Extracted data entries
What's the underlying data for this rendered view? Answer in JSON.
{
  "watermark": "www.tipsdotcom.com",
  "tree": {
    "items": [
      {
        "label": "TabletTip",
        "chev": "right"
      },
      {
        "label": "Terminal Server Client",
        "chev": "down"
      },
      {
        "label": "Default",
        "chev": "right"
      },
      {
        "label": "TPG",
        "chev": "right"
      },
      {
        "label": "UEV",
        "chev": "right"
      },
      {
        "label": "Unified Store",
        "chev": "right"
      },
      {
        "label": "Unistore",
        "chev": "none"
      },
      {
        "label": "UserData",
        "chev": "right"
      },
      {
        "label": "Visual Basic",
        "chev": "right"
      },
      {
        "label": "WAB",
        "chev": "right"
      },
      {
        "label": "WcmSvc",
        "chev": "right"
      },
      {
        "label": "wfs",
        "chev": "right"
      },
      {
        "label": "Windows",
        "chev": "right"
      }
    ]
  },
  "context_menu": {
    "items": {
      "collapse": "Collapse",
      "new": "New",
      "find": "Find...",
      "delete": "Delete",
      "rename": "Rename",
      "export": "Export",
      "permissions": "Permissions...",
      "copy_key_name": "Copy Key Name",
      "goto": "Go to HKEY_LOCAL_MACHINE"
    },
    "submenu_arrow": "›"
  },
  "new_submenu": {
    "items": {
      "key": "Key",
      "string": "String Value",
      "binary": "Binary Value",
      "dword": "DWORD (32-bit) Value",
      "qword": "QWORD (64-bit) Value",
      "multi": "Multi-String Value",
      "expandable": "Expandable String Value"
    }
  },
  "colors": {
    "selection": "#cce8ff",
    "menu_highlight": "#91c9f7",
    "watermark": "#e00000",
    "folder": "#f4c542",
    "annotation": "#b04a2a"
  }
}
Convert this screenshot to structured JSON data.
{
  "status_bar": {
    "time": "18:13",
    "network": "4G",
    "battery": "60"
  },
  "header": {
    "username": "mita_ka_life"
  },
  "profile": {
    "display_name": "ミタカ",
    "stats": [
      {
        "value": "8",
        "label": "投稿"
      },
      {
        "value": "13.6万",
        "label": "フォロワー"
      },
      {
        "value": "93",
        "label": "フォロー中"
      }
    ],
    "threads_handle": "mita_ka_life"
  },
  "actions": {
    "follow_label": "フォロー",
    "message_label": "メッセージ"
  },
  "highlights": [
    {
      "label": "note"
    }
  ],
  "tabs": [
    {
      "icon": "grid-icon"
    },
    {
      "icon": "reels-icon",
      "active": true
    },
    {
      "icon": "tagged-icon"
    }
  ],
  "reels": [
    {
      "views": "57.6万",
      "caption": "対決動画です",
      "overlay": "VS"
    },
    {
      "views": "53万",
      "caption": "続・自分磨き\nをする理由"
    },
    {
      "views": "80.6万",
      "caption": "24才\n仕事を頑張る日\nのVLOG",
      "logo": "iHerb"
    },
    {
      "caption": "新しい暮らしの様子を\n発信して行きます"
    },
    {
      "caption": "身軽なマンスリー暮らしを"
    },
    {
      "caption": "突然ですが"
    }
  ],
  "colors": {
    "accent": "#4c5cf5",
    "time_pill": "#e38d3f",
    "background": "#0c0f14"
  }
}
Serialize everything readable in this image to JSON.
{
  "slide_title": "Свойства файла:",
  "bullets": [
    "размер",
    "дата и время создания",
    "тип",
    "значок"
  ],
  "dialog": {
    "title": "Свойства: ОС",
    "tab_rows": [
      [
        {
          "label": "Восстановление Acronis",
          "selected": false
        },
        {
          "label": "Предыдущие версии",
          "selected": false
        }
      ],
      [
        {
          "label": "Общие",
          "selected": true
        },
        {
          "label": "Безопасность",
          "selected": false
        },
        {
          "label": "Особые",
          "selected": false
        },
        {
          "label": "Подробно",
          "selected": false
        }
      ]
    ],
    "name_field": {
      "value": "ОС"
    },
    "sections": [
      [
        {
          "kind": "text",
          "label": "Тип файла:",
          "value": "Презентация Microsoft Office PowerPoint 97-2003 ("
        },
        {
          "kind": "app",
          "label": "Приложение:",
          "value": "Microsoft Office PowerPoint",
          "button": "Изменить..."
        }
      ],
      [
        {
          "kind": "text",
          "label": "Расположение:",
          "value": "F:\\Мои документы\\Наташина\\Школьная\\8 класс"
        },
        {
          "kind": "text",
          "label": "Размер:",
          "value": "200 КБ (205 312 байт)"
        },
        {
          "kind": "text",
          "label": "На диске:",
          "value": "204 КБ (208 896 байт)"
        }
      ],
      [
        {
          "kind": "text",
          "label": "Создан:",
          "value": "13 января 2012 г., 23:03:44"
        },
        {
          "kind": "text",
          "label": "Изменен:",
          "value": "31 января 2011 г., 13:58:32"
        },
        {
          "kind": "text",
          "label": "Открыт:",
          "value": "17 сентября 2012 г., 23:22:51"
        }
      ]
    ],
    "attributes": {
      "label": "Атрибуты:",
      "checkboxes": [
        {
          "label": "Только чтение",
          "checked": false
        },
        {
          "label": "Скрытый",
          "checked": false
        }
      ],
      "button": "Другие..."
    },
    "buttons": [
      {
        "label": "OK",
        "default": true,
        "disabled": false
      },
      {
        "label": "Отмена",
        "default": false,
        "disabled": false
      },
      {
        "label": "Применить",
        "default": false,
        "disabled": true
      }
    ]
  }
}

- YOUR OBJECTIVE -
Output the lines above verbatim and in full.

- RESULT BELOW -
What's the underlying data for this rendered view? Answer in JSON.
{
  "watermark": "www.tipsdotcom.com",
  "tree": {
    "items": [
      {
        "label": "TabletTip",
        "chev": "right"
      },
      {
        "label": "Terminal Server Client",
        "chev": "down"
      },
      {
        "label": "Default",
        "chev": "right"
      },
      {
        "label": "TPG",
        "chev": "right"
      },
      {
        "label": "UEV",
        "chev": "right"
      },
      {
        "label": "Unified Store",
        "chev": "right"
      },
      {
        "label": "Unistore",
        "chev": "none"
      },
      {
        "label": "UserData",
        "chev": "right"
      },
      {
        "label": "Visual Basic",
        "chev": "right"
      },
      {
        "label": "WAB",
        "chev": "right"
      },
      {
        "label": "WcmSvc",
        "chev": "right"
      },
      {
        "label": "wfs",
        "chev": "right"
      },
      {
        "label": "Windows",
        "chev": "right"
      }
    ]
  },
  "context_menu": {
    "items": {
      "collapse": "Collapse",
      "new": "New",
      "find": "Find...",
      "delete": "Delete",
      "rename": "Rename",
      "export": "Export",
      "permissions": "Permissions...",
      "copy_key_name": "Copy Key Name",
      "goto": "Go to HKEY_LOCAL_MACHINE"
    },
    "submenu_arrow": "›"
  },
  "new_submenu": {
    "items": {
      "key": "Key",
      "string": "String Value",
      "binary": "Binary Value",
      "dword": "DWORD (32-bit) Value",
      "qword": "QWORD (64-bit) Value",
      "multi": "Multi-String Value",
      "expandable": "Expandable String Value"
    }
  },
  "colors": {
    "selection": "#cce8ff",
    "menu_highlight": "#91c9f7",
    "watermark": "#e00000",
    "folder": "#f4c542",
    "annotation": "#b04a2a"
  }
}
Convert this screenshot to structured JSON data.
{
  "status_bar": {
    "time": "18:13",
    "network": "4G",
    "battery": "60"
  },
  "header": {
    "username": "mita_ka_life"
  },
  "profile": {
    "display_name": "ミタカ",
    "stats": [
      {
        "value": "8",
        "label": "投稿"
      },
      {
        "value": "13.6万",
        "label": "フォロワー"
      },
      {
        "value": "93",
        "label": "フォロー中"
      }
    ],
    "threads_handle": "mita_ka_life"
  },
  "actions": {
    "follow_label": "フォロー",
    "message_label": "メッセージ"
  },
  "highlights": [
    {
      "label": "note"
    }
  ],
  "tabs": [
    {
      "icon": "grid-icon"
    },
    {
      "icon": "reels-icon",
      "active": true
    },
    {
      "icon": "tagged-icon"
    }
  ],
  "reels": [
    {
      "views": "57.6万",
      "caption": "対決動画です",
      "overlay": "VS"
    },
    {
      "views": "53万",
      "caption": "続・自分磨き\nをする理由"
    },
    {
      "views": "80.6万",
      "caption": "24才\n仕事を頑張る日\nのVLOG",
      "logo": "iHerb"
    },
    {
      "caption": "新しい暮らしの様子を\n発信して行きます"
    },
    {
      "caption": "身軽なマンスリー暮らしを"
    },
    {
      "caption": "突然ですが"
    }
  ],
  "colors": {
    "accent": "#4c5cf5",
    "time_pill": "#e38d3f",
    "background": "#0c0f14"
  }
}
Serialize everything readable in this image to JSON.
{
  "slide_title": "Свойства файла:",
  "bullets": [
    "размер",
    "дата и время создания",
    "тип",
    "значок"
  ],
  "dialog": {
    "title": "Свойства: ОС",
    "tab_rows": [
      [
        {
          "label": "Восстановление Acronis",
          "selected": false
        },
        {
          "label": "Предыдущие версии",
          "selected": false
        }
      ],
      [
        {
          "label": "Общие",
          "selected": true
        },
        {
          "label": "Безопасность",
          "selected": false
        },
        {
          "label": "Особые",
          "selected": false
        },
        {
          "label": "Подробно",
          "selected": false
        }
      ]
    ],
    "name_field": {
      "value": "ОС"
    },
    "sections": [
      [
        {
          "kind": "text",
          "label": "Тип файла:",
          "value": "Презентация Microsoft Office PowerPoint 97-2003 ("
        },
        {
          "kind": "app",
          "label": "Приложение:",
          "value": "Microsoft Office PowerPoint",
          "button": "Изменить..."
        }
      ],
      [
        {
          "kind": "text",
          "label": "Расположение:",
          "value": "F:\\Мои документы\\Наташина\\Школьная\\8 класс"
        },
        {
          "kind": "text",
          "label": "Размер:",
          "value": "200 КБ (205 312 байт)"
        },
        {
          "kind": "text",
          "label": "На диске:",
          "value": "204 КБ (208 896 байт)"
        }
      ],
      [
        {
          "kind": "text",
          "label": "Создан:",
          "value": "13 января 2012 г., 23:03:44"
        },
        {
          "kind": "text",
          "label": "Изменен:",
          "value": "31 января 2011 г., 13:58:32"
        },
        {
          "kind": "text",
          "label": "Открыт:",
          "value": "17 сентября 2012 г., 23:22:51"
        }
      ]
    ],
    "attributes": {
      "label": "Атрибуты:",
      "checkboxes": [
        {
          "label": "Только чтение",
          "checked": false
        },
        {
          "label": "Скрытый",
          "checked": false
        }
      ],
      "button": "Другие..."
    },
    "buttons": [
      {
        "label": "OK",
        "default": true,
        "disabled": false
      },
      {
        "label": "Отмена",
        "default": false,
        "disabled": false
      },
      {
        "label": "Применить",
        "default": false,
        "disabled": true
      }
    ]
  }
}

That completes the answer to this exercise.